§ **Exercise**
Write the records out again, precisely as they stand.

Stored data
------

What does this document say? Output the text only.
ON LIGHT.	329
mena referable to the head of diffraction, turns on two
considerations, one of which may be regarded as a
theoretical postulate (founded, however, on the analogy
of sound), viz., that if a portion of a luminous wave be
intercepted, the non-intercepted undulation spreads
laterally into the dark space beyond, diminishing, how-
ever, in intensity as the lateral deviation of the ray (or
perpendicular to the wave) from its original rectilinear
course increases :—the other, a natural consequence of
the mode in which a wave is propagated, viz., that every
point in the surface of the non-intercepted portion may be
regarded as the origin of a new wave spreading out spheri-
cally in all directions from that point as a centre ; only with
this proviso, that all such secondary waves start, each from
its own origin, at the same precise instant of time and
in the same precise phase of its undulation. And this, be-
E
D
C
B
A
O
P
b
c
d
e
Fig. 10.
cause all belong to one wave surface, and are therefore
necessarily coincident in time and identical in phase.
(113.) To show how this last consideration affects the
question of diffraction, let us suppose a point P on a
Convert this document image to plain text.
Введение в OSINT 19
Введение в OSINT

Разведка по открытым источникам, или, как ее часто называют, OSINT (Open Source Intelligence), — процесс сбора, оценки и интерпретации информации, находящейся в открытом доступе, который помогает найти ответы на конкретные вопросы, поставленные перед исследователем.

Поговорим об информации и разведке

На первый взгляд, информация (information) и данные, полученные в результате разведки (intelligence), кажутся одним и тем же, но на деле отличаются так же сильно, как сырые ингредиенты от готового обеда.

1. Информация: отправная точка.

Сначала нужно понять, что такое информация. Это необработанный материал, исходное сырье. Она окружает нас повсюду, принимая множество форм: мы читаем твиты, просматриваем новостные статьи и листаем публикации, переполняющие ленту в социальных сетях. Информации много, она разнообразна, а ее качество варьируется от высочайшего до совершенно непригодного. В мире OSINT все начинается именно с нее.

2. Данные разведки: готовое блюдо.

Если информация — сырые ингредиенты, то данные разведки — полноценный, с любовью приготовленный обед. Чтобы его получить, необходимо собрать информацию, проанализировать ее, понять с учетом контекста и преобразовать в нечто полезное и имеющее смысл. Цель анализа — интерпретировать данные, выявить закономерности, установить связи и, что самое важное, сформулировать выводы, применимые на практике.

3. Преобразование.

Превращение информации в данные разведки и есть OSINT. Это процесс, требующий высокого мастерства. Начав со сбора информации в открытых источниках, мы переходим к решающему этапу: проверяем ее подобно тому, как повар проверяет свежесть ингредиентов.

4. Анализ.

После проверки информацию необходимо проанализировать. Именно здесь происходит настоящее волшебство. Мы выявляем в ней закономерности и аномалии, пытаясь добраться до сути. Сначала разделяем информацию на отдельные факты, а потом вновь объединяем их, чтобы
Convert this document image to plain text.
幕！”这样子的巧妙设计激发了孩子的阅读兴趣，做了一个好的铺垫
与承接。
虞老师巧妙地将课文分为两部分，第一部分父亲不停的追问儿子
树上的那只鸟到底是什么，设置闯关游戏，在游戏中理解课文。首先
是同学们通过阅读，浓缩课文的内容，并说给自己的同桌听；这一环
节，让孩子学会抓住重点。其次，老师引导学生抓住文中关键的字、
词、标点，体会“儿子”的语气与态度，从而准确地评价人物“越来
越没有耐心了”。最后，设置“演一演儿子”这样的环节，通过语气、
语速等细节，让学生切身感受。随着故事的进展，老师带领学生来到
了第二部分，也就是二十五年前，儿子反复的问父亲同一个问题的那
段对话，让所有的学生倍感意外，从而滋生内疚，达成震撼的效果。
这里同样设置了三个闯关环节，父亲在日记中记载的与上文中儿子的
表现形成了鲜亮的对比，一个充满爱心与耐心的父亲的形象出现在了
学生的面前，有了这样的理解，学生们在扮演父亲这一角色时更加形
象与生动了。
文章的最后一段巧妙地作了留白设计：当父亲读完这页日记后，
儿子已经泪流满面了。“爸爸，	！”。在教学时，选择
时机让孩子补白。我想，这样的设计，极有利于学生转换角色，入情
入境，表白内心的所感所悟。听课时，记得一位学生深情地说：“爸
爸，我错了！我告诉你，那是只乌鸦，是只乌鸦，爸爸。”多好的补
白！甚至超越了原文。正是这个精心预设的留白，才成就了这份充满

------

§ **The reply**
What does this document say? Output the text only.
ON LIGHT.	329
mena referable to the head of diffraction, turns on two
considerations, one of which may be regarded as a
theoretical postulate (founded, however, on the analogy
of sound), viz., that if a portion of a luminous wave be
intercepted, the non-intercepted undulation spreads
laterally into the dark space beyond, diminishing, how-
ever, in intensity as the lateral deviation of the ray (or
perpendicular to the wave) from its original rectilinear
course increases :—the other, a natural consequence of
the mode in which a wave is propagated, viz., that every
point in the surface of the non-intercepted portion may be
regarded as the origin of a new wave spreading out spheri-
cally in all directions from that point as a centre ; only with
this proviso, that all such secondary waves start, each from
its own origin, at the same precise instant of time and
in the same precise phase of its undulation. And this, be-
E
D
C
B
A
O
P
b
c
d
e
Fig. 10.
cause all belong to one wave surface, and are therefore
necessarily coincident in time and identical in phase.
(113.) To show how this last consideration affects the
question of diffraction, let us suppose a point P on a
Convert this document image to plain text.
Введение в OSINT 19
Введение в OSINT

Разведка по открытым источникам, или, как ее часто называют, OSINT (Open Source Intelligence), — процесс сбора, оценки и интерпретации информации, находящейся в открытом доступе, который помогает найти ответы на конкретные вопросы, поставленные перед исследователем.

Поговорим об информации и разведке

На первый взгляд, информация (information) и данные, полученные в результате разведки (intelligence), кажутся одним и тем же, но на деле отличаются так же сильно, как сырые ингредиенты от готового обеда.

1. Информация: отправная точка.

Сначала нужно понять, что такое информация. Это необработанный материал, исходное сырье. Она окружает нас повсюду, принимая множество форм: мы читаем твиты, просматриваем новостные статьи и листаем публикации, переполняющие ленту в социальных сетях. Информации много, она разнообразна, а ее качество варьируется от высочайшего до совершенно непригодного. В мире OSINT все начинается именно с нее.

2. Данные разведки: готовое блюдо.

Если информация — сырые ингредиенты, то данные разведки — полноценный, с любовью приготовленный обед. Чтобы его получить, необходимо собрать информацию, проанализировать ее, понять с учетом контекста и преобразовать в нечто полезное и имеющее смысл. Цель анализа — интерпретировать данные, выявить закономерности, установить связи и, что самое важное, сформулировать выводы, применимые на практике.

3. Преобразование.

Превращение информации в данные разведки и есть OSINT. Это процесс, требующий высокого мастерства. Начав со сбора информации в открытых источниках, мы переходим к решающему этапу: проверяем ее подобно тому, как повар проверяет свежесть ингредиентов.

4. Анализ.

После проверки информацию необходимо проанализировать. Именно здесь происходит настоящее волшебство. Мы выявляем в ней закономерности и аномалии, пытаясь добраться до сути. Сначала разделяем информацию на отдельные факты, а потом вновь объединяем их, чтобы
Convert this document image to plain text.
幕！”这样子的巧妙设计激发了孩子的阅读兴趣，做了一个好的铺垫
与承接。
虞老师巧妙地将课文分为两部分，第一部分父亲不停的追问儿子
树上的那只鸟到底是什么，设置闯关游戏，在游戏中理解课文。首先
是同学们通过阅读，浓缩课文的内容，并说给自己的同桌听；这一环
节，让孩子学会抓住重点。其次，老师引导学生抓住文中关键的字、
词、标点，体会“儿子”的语气与态度，从而准确地评价人物“越来
越没有耐心了”。最后，设置“演一演儿子”这样的环节，通过语气、
语速等细节，让学生切身感受。随着故事的进展，老师带领学生来到
了第二部分，也就是二十五年前，儿子反复的问父亲同一个问题的那
段对话，让所有的学生倍感意外，从而滋生内疚，达成震撼的效果。
这里同样设置了三个闯关环节，父亲在日记中记载的与上文中儿子的
表现形成了鲜亮的对比，一个充满爱心与耐心的父亲的形象出现在了
学生的面前，有了这样的理解，学生们在扮演父亲这一角色时更加形
象与生动了。
文章的最后一段巧妙地作了留白设计：当父亲读完这页日记后，
儿子已经泪流满面了。“爸爸，	！”。在教学时，选择
时机让孩子补白。我想，这样的设计，极有利于学生转换角色，入情
入境，表白内心的所感所悟。听课时，记得一位学生深情地说：“爸
爸，我错了！我告诉你，那是只乌鸦，是只乌鸦，爸爸。”多好的补
白！甚至超越了原文。正是这个精心预设的留白，才成就了这份充满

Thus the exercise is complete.